* _Goal_: Lines containing the word "прибора" are to be located and copied.

-- begin Data for processing --

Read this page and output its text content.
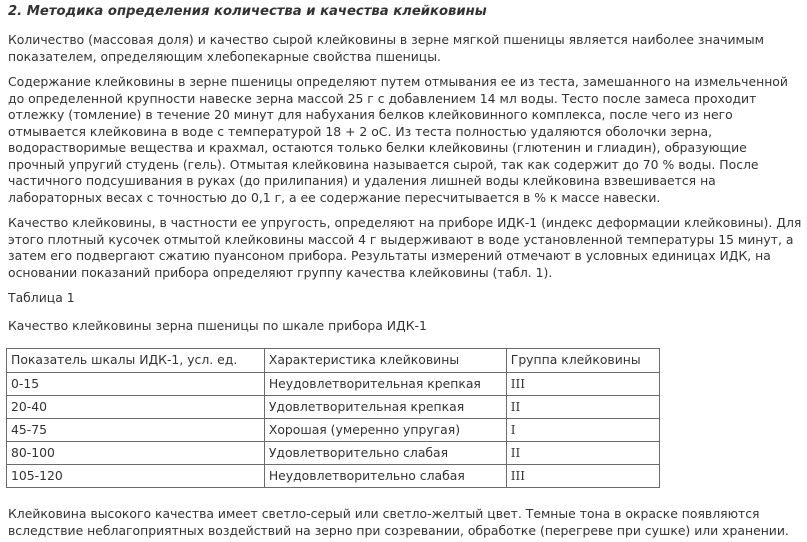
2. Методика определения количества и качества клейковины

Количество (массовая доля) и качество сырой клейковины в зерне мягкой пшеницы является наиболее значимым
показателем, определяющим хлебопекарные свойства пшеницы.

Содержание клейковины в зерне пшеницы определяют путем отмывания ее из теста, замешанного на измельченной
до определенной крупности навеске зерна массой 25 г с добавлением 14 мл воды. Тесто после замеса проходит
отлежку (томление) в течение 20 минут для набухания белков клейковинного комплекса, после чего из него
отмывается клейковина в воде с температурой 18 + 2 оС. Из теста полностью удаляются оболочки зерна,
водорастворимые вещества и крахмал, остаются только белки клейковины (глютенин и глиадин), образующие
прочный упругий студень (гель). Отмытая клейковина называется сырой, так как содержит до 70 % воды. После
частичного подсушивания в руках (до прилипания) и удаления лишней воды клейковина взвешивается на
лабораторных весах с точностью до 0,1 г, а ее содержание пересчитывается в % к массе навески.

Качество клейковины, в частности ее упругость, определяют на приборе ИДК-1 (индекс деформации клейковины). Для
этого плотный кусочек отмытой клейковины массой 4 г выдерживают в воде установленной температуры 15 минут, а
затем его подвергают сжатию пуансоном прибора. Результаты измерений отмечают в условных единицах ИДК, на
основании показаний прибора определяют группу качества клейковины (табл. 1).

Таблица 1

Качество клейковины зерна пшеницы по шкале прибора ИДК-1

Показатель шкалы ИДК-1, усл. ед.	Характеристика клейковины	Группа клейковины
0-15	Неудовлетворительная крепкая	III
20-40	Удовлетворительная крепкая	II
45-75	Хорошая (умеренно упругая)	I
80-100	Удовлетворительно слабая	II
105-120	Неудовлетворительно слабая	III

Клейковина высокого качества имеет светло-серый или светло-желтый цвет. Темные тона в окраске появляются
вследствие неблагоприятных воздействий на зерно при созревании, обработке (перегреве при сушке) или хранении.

-- end Data for processing --
-- begin Data for processing --

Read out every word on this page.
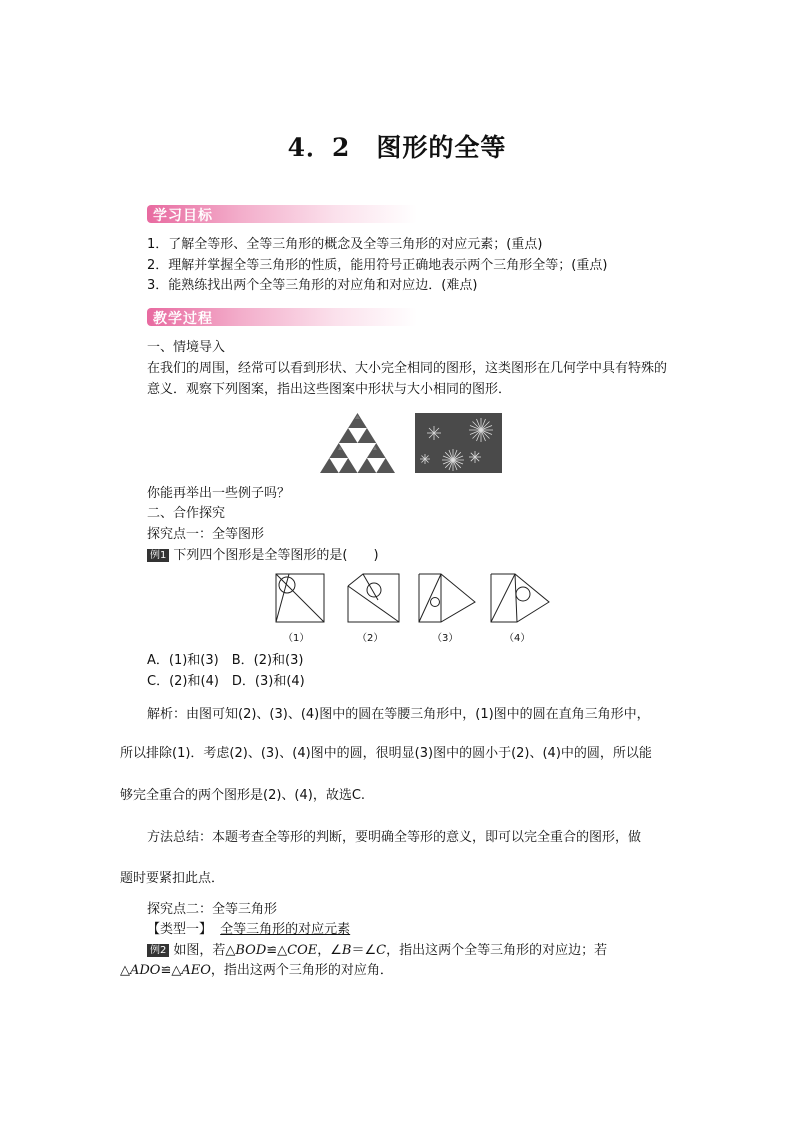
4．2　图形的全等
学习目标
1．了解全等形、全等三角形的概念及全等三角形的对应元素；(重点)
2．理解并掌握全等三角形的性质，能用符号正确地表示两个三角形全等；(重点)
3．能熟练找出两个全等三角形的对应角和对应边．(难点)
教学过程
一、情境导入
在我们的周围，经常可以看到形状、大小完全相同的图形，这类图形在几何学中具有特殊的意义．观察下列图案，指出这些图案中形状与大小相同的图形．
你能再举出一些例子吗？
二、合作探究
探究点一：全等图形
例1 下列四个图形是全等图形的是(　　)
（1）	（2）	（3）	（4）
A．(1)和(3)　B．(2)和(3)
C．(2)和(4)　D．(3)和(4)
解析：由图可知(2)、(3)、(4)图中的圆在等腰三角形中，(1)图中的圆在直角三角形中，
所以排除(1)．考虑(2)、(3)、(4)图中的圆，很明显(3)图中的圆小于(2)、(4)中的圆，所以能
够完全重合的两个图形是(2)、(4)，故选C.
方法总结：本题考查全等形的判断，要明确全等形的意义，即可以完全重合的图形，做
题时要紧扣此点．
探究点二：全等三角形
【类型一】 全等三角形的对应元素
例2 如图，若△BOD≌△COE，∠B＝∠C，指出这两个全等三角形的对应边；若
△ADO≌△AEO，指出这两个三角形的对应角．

-- end Data for processing --
-- begin Data for processing --

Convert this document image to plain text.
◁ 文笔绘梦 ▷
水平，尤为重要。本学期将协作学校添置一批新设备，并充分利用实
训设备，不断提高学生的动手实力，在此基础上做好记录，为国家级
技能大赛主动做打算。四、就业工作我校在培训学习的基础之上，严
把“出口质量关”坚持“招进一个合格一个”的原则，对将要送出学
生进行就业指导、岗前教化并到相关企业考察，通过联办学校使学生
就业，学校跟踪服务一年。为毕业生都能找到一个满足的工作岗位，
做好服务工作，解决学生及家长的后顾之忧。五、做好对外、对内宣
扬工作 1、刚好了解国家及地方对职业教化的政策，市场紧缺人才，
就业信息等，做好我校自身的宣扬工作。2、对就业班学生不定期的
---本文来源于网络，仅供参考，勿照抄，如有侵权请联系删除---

-- end Data for processing --

* _Response_:
затем его подвергают сжатию пуансоном прибора. Результаты измерений отмечают в условных единицах ИДК, на
основании показаний прибора определяют группу качества клейковины (табл. 1).
Качество клейковины зерна пшеницы по шкале прибора ИДК-1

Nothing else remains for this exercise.